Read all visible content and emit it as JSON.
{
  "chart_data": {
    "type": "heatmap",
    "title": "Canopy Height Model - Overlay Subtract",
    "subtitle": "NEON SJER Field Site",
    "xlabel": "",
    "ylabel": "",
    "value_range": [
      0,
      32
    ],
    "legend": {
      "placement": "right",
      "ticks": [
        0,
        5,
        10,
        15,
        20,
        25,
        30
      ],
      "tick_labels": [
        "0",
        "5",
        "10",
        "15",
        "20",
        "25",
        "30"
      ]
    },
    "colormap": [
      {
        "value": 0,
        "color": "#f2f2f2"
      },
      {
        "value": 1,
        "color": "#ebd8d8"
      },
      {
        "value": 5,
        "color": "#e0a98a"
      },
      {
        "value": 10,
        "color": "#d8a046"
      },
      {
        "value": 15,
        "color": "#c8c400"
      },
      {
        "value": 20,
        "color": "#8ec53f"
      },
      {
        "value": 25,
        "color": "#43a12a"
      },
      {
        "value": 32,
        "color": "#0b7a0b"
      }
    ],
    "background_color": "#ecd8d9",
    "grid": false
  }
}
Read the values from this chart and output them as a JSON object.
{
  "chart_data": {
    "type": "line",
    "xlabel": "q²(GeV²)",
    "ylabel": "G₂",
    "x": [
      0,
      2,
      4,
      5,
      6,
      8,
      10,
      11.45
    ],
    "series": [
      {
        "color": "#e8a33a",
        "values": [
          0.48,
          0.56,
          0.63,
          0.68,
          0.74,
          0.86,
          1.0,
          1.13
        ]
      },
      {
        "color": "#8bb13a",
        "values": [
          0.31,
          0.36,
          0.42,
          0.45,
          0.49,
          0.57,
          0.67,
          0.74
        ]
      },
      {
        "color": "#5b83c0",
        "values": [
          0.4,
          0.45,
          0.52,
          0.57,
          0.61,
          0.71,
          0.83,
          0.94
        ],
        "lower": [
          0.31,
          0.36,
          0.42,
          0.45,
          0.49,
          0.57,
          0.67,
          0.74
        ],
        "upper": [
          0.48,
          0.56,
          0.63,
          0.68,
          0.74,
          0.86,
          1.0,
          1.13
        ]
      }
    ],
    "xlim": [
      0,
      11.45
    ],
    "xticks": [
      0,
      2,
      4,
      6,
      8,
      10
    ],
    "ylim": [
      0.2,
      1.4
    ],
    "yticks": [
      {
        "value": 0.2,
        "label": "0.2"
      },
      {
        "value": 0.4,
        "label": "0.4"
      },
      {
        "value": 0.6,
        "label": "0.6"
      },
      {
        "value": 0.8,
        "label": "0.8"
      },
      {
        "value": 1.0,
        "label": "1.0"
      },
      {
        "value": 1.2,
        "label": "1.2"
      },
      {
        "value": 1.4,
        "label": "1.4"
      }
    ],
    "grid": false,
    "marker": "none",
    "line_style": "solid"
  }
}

#### What this task involves:
Check each line of the entries for the string "JSON". Copy the lines that have it.

#### Correct output:
Read all visible content and emit it as JSON.
Read the values from this chart and output them as a JSON object.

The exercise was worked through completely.